GIVEN INSTRUCTION:
Output the full material exactly as it appears here.

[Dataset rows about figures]
/---
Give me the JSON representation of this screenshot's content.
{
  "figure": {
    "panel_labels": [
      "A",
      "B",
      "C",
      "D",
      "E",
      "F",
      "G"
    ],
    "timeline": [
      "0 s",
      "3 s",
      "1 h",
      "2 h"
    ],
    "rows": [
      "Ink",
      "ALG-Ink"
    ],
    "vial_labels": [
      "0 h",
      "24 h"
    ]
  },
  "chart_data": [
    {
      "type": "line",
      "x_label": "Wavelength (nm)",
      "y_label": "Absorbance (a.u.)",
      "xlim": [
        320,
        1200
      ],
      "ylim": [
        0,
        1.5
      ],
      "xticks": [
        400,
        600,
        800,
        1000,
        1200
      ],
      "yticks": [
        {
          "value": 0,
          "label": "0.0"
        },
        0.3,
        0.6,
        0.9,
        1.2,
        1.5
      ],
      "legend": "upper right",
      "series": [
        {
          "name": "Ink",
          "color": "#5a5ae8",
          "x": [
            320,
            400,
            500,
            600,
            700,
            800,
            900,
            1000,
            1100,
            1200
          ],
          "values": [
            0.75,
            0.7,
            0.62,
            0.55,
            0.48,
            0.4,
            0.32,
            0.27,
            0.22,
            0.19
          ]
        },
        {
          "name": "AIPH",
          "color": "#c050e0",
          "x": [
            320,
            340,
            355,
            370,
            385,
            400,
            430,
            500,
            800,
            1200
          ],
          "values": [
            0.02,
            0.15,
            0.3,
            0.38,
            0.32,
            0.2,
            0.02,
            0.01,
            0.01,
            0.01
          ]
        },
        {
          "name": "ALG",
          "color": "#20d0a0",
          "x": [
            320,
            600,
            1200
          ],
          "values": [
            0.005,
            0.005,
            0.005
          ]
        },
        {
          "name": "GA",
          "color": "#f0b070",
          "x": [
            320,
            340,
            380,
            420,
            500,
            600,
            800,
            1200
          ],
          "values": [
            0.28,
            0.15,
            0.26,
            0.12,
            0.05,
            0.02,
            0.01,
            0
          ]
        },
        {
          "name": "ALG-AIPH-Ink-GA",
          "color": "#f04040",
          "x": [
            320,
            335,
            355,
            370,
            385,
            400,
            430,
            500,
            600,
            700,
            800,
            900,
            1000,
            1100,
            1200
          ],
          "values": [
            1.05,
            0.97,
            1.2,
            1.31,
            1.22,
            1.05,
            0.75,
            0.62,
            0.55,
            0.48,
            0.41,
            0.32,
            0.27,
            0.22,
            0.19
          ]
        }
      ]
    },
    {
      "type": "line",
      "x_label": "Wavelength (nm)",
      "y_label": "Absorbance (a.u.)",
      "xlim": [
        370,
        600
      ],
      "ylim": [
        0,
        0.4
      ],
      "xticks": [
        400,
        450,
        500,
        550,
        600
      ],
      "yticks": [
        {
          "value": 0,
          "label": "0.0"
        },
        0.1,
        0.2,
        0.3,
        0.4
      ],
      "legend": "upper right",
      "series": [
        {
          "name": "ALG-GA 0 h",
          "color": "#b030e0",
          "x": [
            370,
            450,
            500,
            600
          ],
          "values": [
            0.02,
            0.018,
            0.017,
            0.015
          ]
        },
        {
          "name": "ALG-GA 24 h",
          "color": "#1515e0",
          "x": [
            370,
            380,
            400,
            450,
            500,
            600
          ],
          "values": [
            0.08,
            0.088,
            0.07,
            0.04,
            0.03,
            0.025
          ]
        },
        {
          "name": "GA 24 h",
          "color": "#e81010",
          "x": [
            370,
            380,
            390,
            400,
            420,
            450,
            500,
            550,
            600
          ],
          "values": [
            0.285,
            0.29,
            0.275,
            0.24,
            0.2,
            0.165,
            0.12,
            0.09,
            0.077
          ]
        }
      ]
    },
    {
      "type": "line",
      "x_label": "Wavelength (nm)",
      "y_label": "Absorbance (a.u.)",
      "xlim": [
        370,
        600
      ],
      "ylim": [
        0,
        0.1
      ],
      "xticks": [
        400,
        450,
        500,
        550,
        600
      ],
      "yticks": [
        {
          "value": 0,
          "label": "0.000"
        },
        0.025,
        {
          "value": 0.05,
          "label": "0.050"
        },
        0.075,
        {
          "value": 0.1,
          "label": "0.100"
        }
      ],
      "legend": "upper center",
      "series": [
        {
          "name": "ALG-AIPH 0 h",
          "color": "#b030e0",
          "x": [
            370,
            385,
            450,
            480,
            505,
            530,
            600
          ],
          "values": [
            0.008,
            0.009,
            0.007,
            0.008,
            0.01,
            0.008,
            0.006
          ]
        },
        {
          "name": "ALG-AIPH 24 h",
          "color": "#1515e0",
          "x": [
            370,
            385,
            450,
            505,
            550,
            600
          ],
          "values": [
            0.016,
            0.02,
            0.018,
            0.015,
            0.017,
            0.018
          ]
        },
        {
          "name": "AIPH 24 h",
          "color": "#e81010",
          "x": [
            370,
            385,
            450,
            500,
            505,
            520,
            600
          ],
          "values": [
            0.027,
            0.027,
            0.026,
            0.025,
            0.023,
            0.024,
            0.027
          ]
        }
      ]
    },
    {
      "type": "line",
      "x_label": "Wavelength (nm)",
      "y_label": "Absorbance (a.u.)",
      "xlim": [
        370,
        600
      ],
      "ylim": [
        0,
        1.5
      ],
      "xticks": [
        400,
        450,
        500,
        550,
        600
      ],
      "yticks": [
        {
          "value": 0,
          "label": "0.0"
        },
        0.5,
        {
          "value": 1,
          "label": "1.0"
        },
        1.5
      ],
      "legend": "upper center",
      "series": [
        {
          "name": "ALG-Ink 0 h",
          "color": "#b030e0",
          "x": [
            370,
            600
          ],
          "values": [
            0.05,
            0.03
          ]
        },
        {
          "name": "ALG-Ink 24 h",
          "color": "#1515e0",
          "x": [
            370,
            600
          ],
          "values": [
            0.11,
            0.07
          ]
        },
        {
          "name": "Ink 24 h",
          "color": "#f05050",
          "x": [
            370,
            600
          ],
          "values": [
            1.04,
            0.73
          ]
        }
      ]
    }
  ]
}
\---
TASK RESPONSE:
Give me the JSON representation of this screenshot's content.
{
  "figure": {
    "panel_labels": [
      "A",
      "B",
      "C",
      "D",
      "E",
      "F",
      "G"
    ],
    "timeline": [
      "0 s",
      "3 s",
      "1 h",
      "2 h"
    ],
    "rows": [
      "Ink",
      "ALG-Ink"
    ],
    "vial_labels": [
      "0 h",
      "24 h"
    ]
  },
  "chart_data": [
    {
      "type": "line",
      "x_label": "Wavelength (nm)",
      "y_label": "Absorbance (a.u.)",
      "xlim": [
        320,
        1200
      ],
      "ylim": [
        0,
        1.5
      ],
      "xticks": [
        400,
        600,
        800,
        1000,
        1200
      ],
      "yticks": [
        {
          "value": 0,
          "label": "0.0"
        },
        0.3,
        0.6,
        0.9,
        1.2,
        1.5
      ],
      "legend": "upper right",
      "series": [
        {
          "name": "Ink",
          "color": "#5a5ae8",
          "x": [
            320,
            400,
            500,
            600,
            700,
            800,
            900,
            1000,
            1100,
            1200
          ],
          "values": [
            0.75,
            0.7,
            0.62,
            0.55,
            0.48,
            0.4,
            0.32,
            0.27,
            0.22,
            0.19
          ]
        },
        {
          "name": "AIPH",
          "color": "#c050e0",
          "x": [
            320,
            340,
            355,
            370,
            385,
            400,
            430,
            500,
            800,
            1200
          ],
          "values": [
            0.02,
            0.15,
            0.3,
            0.38,
            0.32,
            0.2,
            0.02,
            0.01,
            0.01,
            0.01
          ]
        },
        {
          "name": "ALG",
          "color": "#20d0a0",
          "x": [
            320,
            600,
            1200
          ],
          "values": [
            0.005,
            0.005,
            0.005
          ]
        },
        {
          "name": "GA",
          "color": "#f0b070",
          "x": [
            320,
            340,
            380,
            420,
            500,
            600,
            800,
            1200
          ],
          "values": [
            0.28,
            0.15,
            0.26,
            0.12,
            0.05,
            0.02,
            0.01,
            0
          ]
        },
        {
          "name": "ALG-AIPH-Ink-GA",
          "color": "#f04040",
          "x": [
            320,
            335,
            355,
            370,
            385,
            400,
            430,
            500,
            600,
            700,
            800,
            900,
            1000,
            1100,
            1200
          ],
          "values": [
            1.05,
            0.97,
            1.2,
            1.31,
            1.22,
            1.05,
            0.75,
            0.62,
            0.55,
            0.48,
            0.41,
            0.32,
            0.27,
            0.22,
            0.19
          ]
        }
      ]
    },
    {
      "type": "line",
      "x_label": "Wavelength (nm)",
      "y_label": "Absorbance (a.u.)",
      "xlim": [
        370,
        600
      ],
      "ylim": [
        0,
        0.4
      ],
      "xticks": [
        400,
        450,
        500,
        550,
        600
      ],
      "yticks": [
        {
          "value": 0,
          "label": "0.0"
        },
        0.1,
        0.2,
        0.3,
        0.4
      ],
      "legend": "upper right",
      "series": [
        {
          "name": "ALG-GA 0 h",
          "color": "#b030e0",
          "x": [
            370,
            450,
            500,
            600
          ],
          "values": [
            0.02,
            0.018,
            0.017,
            0.015
          ]
        },
        {
          "name": "ALG-GA 24 h",
          "color": "#1515e0",
          "x": [
            370,
            380,
            400,
            450,
            500,
            600
          ],
          "values": [
            0.08,
            0.088,
            0.07,
            0.04,
            0.03,
            0.025
          ]
        },
        {
          "name": "GA 24 h",
          "color": "#e81010",
          "x": [
            370,
            380,
            390,
            400,
            420,
            450,
            500,
            550,
            600
          ],
          "values": [
            0.285,
            0.29,
            0.275,
            0.24,
            0.2,
            0.165,
            0.12,
            0.09,
            0.077
          ]
        }
      ]
    },
    {
      "type": "line",
      "x_label": "Wavelength (nm)",
      "y_label": "Absorbance (a.u.)",
      "xlim": [
        370,
        600
      ],
      "ylim": [
        0,
        0.1
      ],
      "xticks": [
        400,
        450,
        500,
        550,
        600
      ],
      "yticks": [
        {
          "value": 0,
          "label": "0.000"
        },
        0.025,
        {
          "value": 0.05,
          "label": "0.050"
        },
        0.075,
        {
          "value": 0.1,
          "label": "0.100"
        }
      ],
      "legend": "upper center",
      "series": [
        {
          "name": "ALG-AIPH 0 h",
          "color": "#b030e0",
          "x": [
            370,
            385,
            450,
            480,
            505,
            530,
            600
          ],
          "values": [
            0.008,
            0.009,
            0.007,
            0.008,
            0.01,
            0.008,
            0.006
          ]
        },
        {
          "name": "ALG-AIPH 24 h",
          "color": "#1515e0",
          "x": [
            370,
            385,
            450,
            505,
            550,
            600
          ],
          "values": [
            0.016,
            0.02,
            0.018,
            0.015,
            0.017,
            0.018
          ]
        },
        {
          "name": "AIPH 24 h",
          "color": "#e81010",
          "x": [
            370,
            385,
            450,
            500,
            505,
            520,
            600
          ],
          "values": [
            0.027,
            0.027,
            0.026,
            0.025,
            0.023,
            0.024,
            0.027
          ]
        }
      ]
    },
    {
      "type": "line",
      "x_label": "Wavelength (nm)",
      "y_label": "Absorbance (a.u.)",
      "xlim": [
        370,
        600
      ],
      "ylim": [
        0,
        1.5
      ],
      "xticks": [
        400,
        450,
        500,
        550,
        600
      ],
      "yticks": [
        {
          "value": 0,
          "label": "0.0"
        },
        0.5,
        {
          "value": 1,
          "label": "1.0"
        },
        1.5
      ],
      "legend": "upper center",
      "series": [
        {
          "name": "ALG-Ink 0 h",
          "color": "#b030e0",
          "x": [
            370,
            600
          ],
          "values": [
            0.05,
            0.03
          ]
        },
        {
          "name": "ALG-Ink 24 h",
          "color": "#1515e0",
          "x": [
            370,
            600
          ],
          "values": [
            0.11,
            0.07
          ]
        },
        {
          "name": "Ink 24 h",
          "color": "#f05050",
          "x": [
            370,
            600
          ],
          "values": [
            1.04,
            0.73
          ]
        }
      ]
    }
  ]
}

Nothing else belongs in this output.